Source text
____

Apart from Ray and Gael in their 4WD, another 4WD with Alan and Noel, who are friends of Ray and Gael, will be travelling with us. The other four left last week as they are visiting a couple of other places on the way up. We leave on Monday 21 May 2018 and plan to head to Miles the first night then north to eventually catch up with the others at or before Coen. From there we plan to take the caravan as far as Bramwell Station where we will leave it and travel to the Tip in a tent. Ray and Gael are swagging it with Alan and Noel in a tent like us. Not having the van with us will allow us more freedom to explore. 

Getting to the northern tip of Australia has been a bucket list item for me for a long, long time while getting back home to our newly installed kitchen is now on Julie's bucket list.

The Trip:

Monday 21 May - After closing up our apartment and Julie tearfully saying goodbye to her new and largely unused new kitchen we set off to the caravan with the final bits and pieces to be loaded in. We departed around 10am with our first night's target being Charleville or maybe Miles or even Dalby a few miles back.
Day 1 - The first of many gravel pit stops
Miles ended up winning as the car, its occupants and van went well. With still a bit of sorting out to do in the van we sorted them out quickly and then had a well deserved beverage under the clear skies of Miles.

____

Set problem 1
Copy the rows from the line with "102, 350, 116]" through the line with "45, 250, 59]", keeping every character unchanged.
The trip account and the rows that come after it have unrelated origins.

____

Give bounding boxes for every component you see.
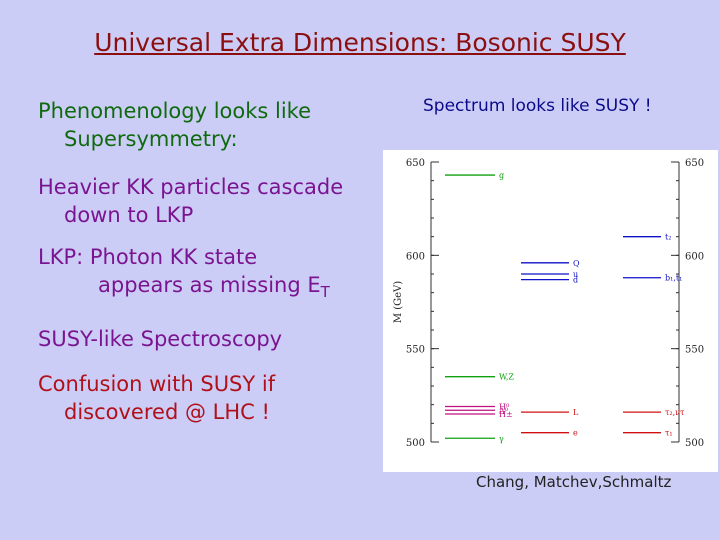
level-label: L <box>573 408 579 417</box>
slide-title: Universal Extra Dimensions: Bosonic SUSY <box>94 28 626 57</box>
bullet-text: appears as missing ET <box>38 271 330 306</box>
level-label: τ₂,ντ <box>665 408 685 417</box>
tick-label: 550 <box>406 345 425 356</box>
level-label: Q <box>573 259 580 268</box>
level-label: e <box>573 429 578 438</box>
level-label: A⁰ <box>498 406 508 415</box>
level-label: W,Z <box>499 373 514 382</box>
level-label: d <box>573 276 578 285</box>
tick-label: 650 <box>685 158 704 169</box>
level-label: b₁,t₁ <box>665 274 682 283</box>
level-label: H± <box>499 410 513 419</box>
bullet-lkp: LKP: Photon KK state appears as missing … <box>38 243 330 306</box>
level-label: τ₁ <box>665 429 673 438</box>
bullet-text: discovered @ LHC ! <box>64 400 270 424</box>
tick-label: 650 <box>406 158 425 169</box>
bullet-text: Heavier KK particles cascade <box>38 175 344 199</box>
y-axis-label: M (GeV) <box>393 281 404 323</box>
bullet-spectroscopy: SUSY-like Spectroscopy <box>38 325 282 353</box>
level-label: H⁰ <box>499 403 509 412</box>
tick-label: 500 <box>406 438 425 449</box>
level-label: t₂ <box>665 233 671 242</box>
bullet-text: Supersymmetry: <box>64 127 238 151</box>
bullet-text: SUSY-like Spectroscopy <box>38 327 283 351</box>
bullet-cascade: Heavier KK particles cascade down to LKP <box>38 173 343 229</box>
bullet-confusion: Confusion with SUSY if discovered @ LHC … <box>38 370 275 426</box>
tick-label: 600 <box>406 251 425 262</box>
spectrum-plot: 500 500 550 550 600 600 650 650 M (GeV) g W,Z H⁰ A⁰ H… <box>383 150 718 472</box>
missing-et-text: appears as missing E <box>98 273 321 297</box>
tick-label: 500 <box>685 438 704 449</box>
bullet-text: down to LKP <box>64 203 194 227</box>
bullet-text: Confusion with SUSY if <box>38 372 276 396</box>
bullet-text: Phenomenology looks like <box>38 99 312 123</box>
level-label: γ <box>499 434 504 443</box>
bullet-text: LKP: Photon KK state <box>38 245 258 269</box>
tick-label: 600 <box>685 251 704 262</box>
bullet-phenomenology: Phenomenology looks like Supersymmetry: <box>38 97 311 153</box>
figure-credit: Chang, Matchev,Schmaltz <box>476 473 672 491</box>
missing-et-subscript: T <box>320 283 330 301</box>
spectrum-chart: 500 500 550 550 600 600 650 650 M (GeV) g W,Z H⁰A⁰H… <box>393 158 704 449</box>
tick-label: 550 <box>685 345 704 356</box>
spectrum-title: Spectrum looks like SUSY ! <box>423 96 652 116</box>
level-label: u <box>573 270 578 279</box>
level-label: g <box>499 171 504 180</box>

____

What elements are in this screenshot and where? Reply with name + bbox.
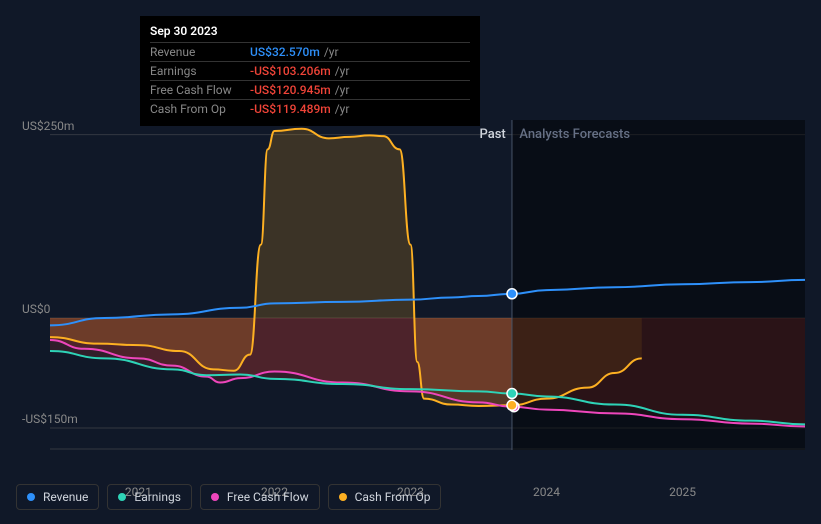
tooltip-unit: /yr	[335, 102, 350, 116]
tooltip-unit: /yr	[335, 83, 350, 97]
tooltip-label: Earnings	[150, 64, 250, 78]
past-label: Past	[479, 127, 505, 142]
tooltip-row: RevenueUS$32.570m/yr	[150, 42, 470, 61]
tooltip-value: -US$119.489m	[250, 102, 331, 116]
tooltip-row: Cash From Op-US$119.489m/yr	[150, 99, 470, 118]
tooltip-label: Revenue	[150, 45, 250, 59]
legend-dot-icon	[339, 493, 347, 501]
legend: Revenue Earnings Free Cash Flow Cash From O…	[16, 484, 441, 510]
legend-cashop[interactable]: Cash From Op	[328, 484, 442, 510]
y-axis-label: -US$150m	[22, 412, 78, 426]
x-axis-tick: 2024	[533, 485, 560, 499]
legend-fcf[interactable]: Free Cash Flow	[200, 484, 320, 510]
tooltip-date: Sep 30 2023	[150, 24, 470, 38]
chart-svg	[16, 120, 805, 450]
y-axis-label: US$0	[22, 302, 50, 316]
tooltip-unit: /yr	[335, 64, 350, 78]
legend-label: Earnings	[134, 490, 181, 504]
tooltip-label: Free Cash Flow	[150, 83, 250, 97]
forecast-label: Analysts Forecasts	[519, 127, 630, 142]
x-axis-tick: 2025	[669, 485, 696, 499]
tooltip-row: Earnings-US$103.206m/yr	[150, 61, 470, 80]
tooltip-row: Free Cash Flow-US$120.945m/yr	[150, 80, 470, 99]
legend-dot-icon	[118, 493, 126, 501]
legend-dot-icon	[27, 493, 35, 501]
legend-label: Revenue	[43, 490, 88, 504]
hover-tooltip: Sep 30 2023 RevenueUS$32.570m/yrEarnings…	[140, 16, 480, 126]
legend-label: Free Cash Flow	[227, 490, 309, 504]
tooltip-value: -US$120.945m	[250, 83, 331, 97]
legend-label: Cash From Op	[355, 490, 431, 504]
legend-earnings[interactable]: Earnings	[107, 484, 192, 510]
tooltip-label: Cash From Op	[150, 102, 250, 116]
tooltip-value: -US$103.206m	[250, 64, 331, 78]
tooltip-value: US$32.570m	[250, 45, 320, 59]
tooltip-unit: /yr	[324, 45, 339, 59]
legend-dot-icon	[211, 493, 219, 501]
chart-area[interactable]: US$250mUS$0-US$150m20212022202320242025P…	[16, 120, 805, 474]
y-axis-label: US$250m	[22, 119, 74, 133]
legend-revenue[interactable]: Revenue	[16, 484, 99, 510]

____

Set problem 2
In the trip account, where do the travelers plan to leave the caravan before continuing to the Tip in a tent?

Exercise response 1
tooltip-unit: /yr	[335, 102, 350, 116]
tooltip-unit: /yr	[335, 83, 350, 97]
tooltip-label: Earnings	[150, 64, 250, 78]
past-label: Past	[479, 127, 505, 142]
tooltip-row: RevenueUS$32.570m/yr	[150, 42, 470, 61]
tooltip-value: -US$119.489m	[250, 102, 331, 116]
tooltip-row: Cash From Op-US$119.489m/yr	[150, 99, 470, 118]
tooltip-label: Revenue	[150, 45, 250, 59]

Exercise response 2
At Bramwell Station.